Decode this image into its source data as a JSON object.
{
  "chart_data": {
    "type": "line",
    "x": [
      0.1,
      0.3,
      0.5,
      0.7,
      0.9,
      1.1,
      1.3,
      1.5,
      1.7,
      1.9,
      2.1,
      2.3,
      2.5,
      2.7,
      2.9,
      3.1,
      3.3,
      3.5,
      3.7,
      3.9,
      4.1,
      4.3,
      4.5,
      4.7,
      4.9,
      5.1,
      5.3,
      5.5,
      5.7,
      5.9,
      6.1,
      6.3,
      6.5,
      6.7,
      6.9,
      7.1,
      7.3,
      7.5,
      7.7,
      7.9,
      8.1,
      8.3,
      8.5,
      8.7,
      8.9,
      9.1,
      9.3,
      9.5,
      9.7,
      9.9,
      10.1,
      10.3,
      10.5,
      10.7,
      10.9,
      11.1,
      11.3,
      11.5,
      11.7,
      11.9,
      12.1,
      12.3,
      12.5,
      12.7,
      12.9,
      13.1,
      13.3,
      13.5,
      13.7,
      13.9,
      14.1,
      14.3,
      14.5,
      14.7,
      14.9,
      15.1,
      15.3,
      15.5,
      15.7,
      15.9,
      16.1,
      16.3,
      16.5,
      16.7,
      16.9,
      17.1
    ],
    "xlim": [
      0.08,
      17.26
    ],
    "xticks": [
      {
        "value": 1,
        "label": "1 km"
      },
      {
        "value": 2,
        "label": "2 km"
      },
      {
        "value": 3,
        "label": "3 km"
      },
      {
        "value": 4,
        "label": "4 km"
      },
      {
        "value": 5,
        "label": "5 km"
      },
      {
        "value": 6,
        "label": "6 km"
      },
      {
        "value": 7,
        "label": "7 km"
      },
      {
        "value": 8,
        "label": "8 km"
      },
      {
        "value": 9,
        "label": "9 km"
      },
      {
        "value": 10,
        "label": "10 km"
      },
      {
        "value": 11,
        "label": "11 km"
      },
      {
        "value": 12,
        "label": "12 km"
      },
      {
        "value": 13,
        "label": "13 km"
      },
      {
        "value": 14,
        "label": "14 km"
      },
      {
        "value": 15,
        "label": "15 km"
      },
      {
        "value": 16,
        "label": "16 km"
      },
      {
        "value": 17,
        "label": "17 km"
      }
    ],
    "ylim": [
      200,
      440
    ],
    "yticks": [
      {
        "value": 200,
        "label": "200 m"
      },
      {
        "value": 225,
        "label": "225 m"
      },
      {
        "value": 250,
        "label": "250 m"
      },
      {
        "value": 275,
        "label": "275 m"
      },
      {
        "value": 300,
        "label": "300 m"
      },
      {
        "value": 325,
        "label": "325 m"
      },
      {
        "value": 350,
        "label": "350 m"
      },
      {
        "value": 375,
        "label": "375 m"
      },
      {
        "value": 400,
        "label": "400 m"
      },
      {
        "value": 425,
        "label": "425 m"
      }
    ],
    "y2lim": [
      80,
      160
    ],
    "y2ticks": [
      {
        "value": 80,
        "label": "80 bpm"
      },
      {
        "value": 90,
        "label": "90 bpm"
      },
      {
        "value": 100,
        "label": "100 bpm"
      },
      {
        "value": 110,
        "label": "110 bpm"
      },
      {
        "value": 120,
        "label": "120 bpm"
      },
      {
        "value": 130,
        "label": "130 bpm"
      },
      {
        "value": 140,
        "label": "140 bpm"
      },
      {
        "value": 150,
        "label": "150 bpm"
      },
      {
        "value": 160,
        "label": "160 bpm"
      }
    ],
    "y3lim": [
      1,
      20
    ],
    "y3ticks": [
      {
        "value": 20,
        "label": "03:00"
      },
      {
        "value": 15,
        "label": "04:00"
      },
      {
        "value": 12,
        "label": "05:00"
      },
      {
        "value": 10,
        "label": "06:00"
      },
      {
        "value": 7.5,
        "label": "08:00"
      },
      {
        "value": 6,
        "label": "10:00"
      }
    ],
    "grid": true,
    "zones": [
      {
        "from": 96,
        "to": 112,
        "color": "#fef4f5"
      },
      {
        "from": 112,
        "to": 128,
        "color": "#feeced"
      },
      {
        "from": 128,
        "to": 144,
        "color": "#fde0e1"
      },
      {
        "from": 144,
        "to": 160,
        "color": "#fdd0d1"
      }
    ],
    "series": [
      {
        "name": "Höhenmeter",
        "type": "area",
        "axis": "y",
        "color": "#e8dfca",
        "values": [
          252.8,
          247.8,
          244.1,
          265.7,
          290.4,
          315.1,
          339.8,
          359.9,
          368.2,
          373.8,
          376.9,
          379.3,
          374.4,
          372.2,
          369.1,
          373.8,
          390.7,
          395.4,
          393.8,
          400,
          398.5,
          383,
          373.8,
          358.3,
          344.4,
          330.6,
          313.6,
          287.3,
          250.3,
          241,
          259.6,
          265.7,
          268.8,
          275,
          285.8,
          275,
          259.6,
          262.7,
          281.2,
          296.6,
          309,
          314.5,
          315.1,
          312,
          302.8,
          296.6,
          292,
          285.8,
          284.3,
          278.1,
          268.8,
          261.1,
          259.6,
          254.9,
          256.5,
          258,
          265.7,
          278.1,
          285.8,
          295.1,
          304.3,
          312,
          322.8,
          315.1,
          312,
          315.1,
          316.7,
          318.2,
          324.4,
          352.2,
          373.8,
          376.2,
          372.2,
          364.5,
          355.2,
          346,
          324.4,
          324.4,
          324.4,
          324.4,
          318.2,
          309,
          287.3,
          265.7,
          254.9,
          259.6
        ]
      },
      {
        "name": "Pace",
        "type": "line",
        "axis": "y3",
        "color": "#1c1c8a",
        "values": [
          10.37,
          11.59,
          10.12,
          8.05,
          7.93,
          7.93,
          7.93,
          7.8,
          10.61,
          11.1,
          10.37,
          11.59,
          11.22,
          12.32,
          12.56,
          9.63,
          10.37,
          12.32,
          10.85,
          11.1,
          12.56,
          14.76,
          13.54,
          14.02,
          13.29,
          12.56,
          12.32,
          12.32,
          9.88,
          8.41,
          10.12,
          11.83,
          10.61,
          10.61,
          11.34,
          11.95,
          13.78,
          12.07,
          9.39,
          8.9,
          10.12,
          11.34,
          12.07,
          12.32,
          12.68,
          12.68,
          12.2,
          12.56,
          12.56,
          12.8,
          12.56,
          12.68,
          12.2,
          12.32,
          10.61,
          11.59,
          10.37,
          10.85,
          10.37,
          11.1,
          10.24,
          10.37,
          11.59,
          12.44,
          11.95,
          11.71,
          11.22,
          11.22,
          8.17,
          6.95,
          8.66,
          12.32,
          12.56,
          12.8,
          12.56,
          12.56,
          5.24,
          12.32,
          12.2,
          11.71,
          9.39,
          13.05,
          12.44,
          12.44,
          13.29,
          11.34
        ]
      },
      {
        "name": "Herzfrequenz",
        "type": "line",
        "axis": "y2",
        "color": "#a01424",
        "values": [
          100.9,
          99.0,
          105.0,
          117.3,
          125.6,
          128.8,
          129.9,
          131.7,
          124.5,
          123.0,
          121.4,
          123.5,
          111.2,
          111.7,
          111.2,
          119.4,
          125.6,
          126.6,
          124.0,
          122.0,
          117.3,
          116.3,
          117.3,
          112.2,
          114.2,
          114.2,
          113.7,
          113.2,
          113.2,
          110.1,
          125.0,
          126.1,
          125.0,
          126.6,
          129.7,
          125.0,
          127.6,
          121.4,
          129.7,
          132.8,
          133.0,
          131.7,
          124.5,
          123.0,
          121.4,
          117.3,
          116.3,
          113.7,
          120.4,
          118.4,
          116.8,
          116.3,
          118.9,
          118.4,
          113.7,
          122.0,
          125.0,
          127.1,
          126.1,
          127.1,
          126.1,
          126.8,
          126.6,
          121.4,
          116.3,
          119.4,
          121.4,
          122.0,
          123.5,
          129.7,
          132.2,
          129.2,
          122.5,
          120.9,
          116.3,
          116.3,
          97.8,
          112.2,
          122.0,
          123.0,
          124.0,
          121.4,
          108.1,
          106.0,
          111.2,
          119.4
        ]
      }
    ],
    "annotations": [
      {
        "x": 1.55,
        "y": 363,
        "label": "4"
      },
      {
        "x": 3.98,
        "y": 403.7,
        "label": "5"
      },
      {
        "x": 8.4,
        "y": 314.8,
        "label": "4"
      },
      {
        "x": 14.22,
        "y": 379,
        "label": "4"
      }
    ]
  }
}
•••••
Some lines of the data above may hold the word "color"; report how many do, and nothing else.

**SOLUTION TO THIS TASK:**
7